- **Requirements**
Edit the material below so that every "hero-description" becomes "hero-summary", with everything else unchanged. Leave the pictures out of your answer.

- **Entries for boxed elements**

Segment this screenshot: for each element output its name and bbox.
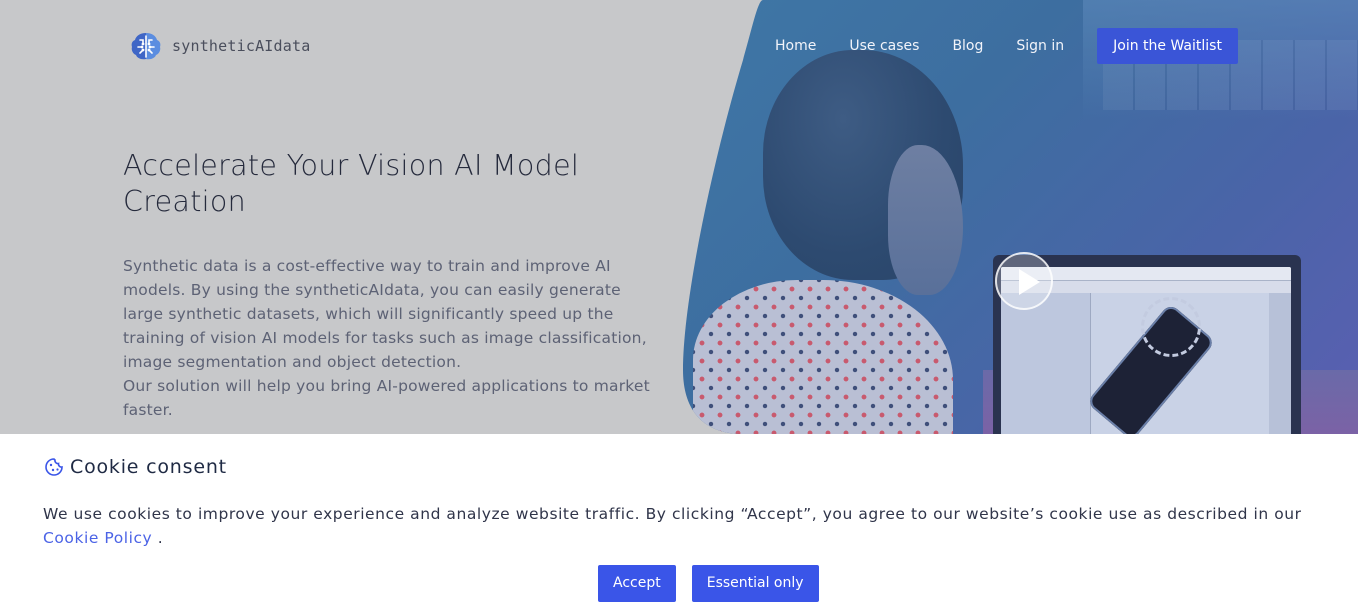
nav-sign-in[interactable]: Sign in	[1016, 29, 1064, 63]
main-nav: Home Use cases Blog Sign in Join the Wai…	[775, 28, 1238, 64]
nav-blog[interactable]: Blog	[952, 29, 983, 63]
cookie-icon	[45, 458, 63, 476]
cookie-consent-period: .	[157, 529, 164, 547]
hero-description: Synthetic data is a cost-effective way t…	[123, 254, 663, 422]
join-waitlist-button[interactable]: Join the Waitlist	[1097, 28, 1238, 64]
cookie-policy-link[interactable]: Cookie Policy	[43, 529, 152, 547]
polka-dot-shirt	[693, 280, 953, 434]
brand-logo[interactable]: syntheticAIdata	[130, 30, 310, 62]
person-illustration	[693, 50, 993, 434]
hero-description-paragraph-2: Our solution will help you bring AI-powe…	[123, 377, 650, 419]
cookie-consent-message: We use cookies to improve your experienc…	[43, 505, 1302, 523]
play-icon[interactable]	[995, 252, 1053, 310]
essential-only-button[interactable]: Essential only	[691, 565, 819, 602]
hero-headline: Accelerate Your Vision AI Model Creation	[123, 149, 580, 218]
accept-button[interactable]: Accept	[598, 565, 676, 602]
cookie-consent-banner: Cookie consent We use cookies to improve…	[0, 434, 1358, 616]
cookie-actions: Accept Essential only	[598, 565, 835, 602]
cad-side-panel	[1001, 293, 1091, 434]
brand-name: syntheticAIdata	[172, 37, 311, 55]
cad-right-panel	[1269, 293, 1291, 434]
hero-description-paragraph: Synthetic data is a cost-effective way t…	[123, 257, 647, 371]
cookie-consent-text: We use cookies to improve your experienc…	[43, 502, 1323, 550]
nav-home[interactable]: Home	[775, 29, 816, 63]
brain-circuit-icon	[131, 33, 161, 60]
hero-video-thumbnail[interactable]	[683, 0, 1358, 434]
cookie-consent-title: Cookie consent	[70, 456, 227, 478]
nav-use-cases[interactable]: Use cases	[849, 29, 919, 63]
cookie-consent-header: Cookie consent	[44, 456, 227, 478]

- **Exercise response**
Segment this screenshot: for each element output its name and bbox.
nav-sign-in[interactable]: Sign in	[1016, 29, 1064, 63]
main-nav: Home Use cases Blog Sign in Join the Wai…	[775, 28, 1238, 64]
nav-blog[interactable]: Blog	[952, 29, 983, 63]
cookie-icon	[45, 458, 63, 476]
cookie-consent-period: .	[157, 529, 164, 547]
hero-summary: Synthetic data is a cost-effective way t…	[123, 254, 663, 422]
join-waitlist-button[interactable]: Join the Waitlist	[1097, 28, 1238, 64]
cookie-policy-link[interactable]: Cookie Policy	[43, 529, 152, 547]
polka-dot-shirt	[693, 280, 953, 434]
brand-logo[interactable]: syntheticAIdata	[130, 30, 310, 62]
person-illustration	[693, 50, 993, 434]
hero-summary-paragraph-2: Our solution will help you bring AI-powe…	[123, 377, 650, 419]
cookie-consent-message: We use cookies to improve your experienc…	[43, 505, 1302, 523]
play-icon[interactable]	[995, 252, 1053, 310]
essential-only-button[interactable]: Essential only	[691, 565, 819, 602]
hero-headline: Accelerate Your Vision AI Model Creation	[123, 149, 580, 218]
accept-button[interactable]: Accept	[598, 565, 676, 602]
cookie-consent-banner: Cookie consent We use cookies to improve…	[0, 434, 1358, 616]
cookie-actions: Accept Essential only	[598, 565, 835, 602]
cad-side-panel	[1001, 293, 1091, 434]
brand-name: syntheticAIdata	[172, 37, 311, 55]
cad-right-panel	[1269, 293, 1291, 434]
hero-summary-paragraph: Synthetic data is a cost-effective way t…	[123, 257, 647, 371]
cookie-consent-text: We use cookies to improve your experienc…	[43, 502, 1323, 550]
nav-home[interactable]: Home	[775, 29, 816, 63]
brain-circuit-icon	[131, 33, 161, 60]
hero-video-thumbnail[interactable]	[683, 0, 1358, 434]
cookie-consent-title: Cookie consent	[70, 456, 227, 478]
nav-use-cases[interactable]: Use cases	[849, 29, 919, 63]
cookie-consent-header: Cookie consent	[44, 456, 227, 478]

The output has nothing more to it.